- [Required task]:
Print the listing below exactly.

- [Material for this task]:
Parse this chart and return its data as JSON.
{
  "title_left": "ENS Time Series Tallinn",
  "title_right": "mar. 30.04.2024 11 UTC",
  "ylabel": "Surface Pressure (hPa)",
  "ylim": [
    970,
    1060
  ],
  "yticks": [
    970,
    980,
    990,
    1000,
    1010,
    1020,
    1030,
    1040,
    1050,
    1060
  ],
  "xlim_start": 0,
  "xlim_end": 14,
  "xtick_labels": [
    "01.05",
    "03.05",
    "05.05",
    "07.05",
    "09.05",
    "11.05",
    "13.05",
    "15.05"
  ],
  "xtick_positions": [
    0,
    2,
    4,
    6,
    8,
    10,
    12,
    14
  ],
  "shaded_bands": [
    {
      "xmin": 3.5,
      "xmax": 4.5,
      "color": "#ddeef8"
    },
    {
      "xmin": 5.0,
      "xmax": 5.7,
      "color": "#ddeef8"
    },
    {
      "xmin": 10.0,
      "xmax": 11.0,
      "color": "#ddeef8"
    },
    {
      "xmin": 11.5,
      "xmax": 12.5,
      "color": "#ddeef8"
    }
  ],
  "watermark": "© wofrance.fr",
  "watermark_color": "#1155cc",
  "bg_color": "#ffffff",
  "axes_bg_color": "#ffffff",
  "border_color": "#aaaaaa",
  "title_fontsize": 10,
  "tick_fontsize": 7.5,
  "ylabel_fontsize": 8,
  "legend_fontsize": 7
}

- [Answer to this task]:
Parse this chart and return its data as JSON.
{
  "title_left": "ENS Time Series Tallinn",
  "title_right": "mar. 30.04.2024 11 UTC",
  "ylabel": "Surface Pressure (hPa)",
  "ylim": [
    970,
    1060
  ],
  "yticks": [
    970,
    980,
    990,
    1000,
    1010,
    1020,
    1030,
    1040,
    1050,
    1060
  ],
  "xlim_start": 0,
  "xlim_end": 14,
  "xtick_labels": [
    "01.05",
    "03.05",
    "05.05",
    "07.05",
    "09.05",
    "11.05",
    "13.05",
    "15.05"
  ],
  "xtick_positions": [
    0,
    2,
    4,
    6,
    8,
    10,
    12,
    14
  ],
  "shaded_bands": [
    {
      "xmin": 3.5,
      "xmax": 4.5,
      "color": "#ddeef8"
    },
    {
      "xmin": 5.0,
      "xmax": 5.7,
      "color": "#ddeef8"
    },
    {
      "xmin": 10.0,
      "xmax": 11.0,
      "color": "#ddeef8"
    },
    {
      "xmin": 11.5,
      "xmax": 12.5,
      "color": "#ddeef8"
    }
  ],
  "watermark": "© wofrance.fr",
  "watermark_color": "#1155cc",
  "bg_color": "#ffffff",
  "axes_bg_color": "#ffffff",
  "border_color": "#aaaaaa",
  "title_fontsize": 10,
  "tick_fontsize": 7.5,
  "ylabel_fontsize": 8,
  "legend_fontsize": 7
}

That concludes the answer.